● **SHORT TASK**:
Emit a verbatim copy of the lines running from the line with "Serialize everything readable" through the end of the material below.

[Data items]
★ ★ ★ ★

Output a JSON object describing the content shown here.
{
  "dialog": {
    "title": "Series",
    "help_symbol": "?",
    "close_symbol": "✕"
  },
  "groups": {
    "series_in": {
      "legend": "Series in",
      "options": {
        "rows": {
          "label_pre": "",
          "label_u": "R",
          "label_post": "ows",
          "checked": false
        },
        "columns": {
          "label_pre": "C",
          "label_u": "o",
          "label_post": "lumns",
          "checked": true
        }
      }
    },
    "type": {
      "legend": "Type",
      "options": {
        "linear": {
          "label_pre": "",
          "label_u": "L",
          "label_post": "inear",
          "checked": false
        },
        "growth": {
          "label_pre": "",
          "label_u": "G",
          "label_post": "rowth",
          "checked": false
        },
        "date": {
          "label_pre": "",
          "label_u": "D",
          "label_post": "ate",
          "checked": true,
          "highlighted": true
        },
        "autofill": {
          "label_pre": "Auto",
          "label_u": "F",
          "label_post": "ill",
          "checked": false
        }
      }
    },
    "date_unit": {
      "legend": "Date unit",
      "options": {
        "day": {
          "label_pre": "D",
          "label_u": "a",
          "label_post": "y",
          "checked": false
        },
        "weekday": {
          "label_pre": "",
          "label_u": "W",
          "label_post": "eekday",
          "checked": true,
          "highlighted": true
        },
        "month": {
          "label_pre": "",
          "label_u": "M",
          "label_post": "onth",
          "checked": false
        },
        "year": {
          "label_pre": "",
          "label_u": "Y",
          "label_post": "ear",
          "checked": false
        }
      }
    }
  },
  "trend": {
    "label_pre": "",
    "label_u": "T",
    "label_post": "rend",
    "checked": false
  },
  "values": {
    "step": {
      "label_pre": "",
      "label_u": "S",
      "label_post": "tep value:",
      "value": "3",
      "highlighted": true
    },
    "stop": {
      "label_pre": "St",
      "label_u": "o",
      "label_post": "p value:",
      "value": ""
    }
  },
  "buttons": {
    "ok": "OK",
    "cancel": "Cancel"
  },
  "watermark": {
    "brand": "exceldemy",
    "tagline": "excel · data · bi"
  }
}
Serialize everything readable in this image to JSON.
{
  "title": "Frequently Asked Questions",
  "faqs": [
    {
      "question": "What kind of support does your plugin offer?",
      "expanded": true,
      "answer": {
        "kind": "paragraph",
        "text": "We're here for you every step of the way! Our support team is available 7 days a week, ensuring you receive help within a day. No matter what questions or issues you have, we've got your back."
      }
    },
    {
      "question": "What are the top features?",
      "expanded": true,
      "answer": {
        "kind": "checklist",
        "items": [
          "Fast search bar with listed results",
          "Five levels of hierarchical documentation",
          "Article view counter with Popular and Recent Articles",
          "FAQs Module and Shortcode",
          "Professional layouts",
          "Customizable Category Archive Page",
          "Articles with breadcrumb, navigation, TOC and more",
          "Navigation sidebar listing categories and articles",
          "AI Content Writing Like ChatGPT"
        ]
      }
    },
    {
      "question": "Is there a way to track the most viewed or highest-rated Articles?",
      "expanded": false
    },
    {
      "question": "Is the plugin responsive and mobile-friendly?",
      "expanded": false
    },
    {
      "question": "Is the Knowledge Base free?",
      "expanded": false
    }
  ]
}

★ ★ ★ ★

● **ANSWER IN FULL**:
Serialize everything readable in this image to JSON.
{
  "title": "Frequently Asked Questions",
  "faqs": [
    {
      "question": "What kind of support does your plugin offer?",
      "expanded": true,
      "answer": {
        "kind": "paragraph",
        "text": "We're here for you every step of the way! Our support team is available 7 days a week, ensuring you receive help within a day. No matter what questions or issues you have, we've got your back."
      }
    },
    {
      "question": "What are the top features?",
      "expanded": true,
      "answer": {
        "kind": "checklist",
        "items": [
          "Fast search bar with listed results",
          "Five levels of hierarchical documentation",
          "Article view counter with Popular and Recent Articles",
          "FAQs Module and Shortcode",
          "Professional layouts",
          "Customizable Category Archive Page",
          "Articles with breadcrumb, navigation, TOC and more",
          "Navigation sidebar listing categories and articles",
          "AI Content Writing Like ChatGPT"
        ]
      }
    },
    {
      "question": "Is there a way to track the most viewed or highest-rated Articles?",
      "expanded": false
    },
    {
      "question": "Is the plugin responsive and mobile-friendly?",
      "expanded": false
    },
    {
      "question": "Is the Knowledge Base free?",
      "expanded": false
    }
  ]
}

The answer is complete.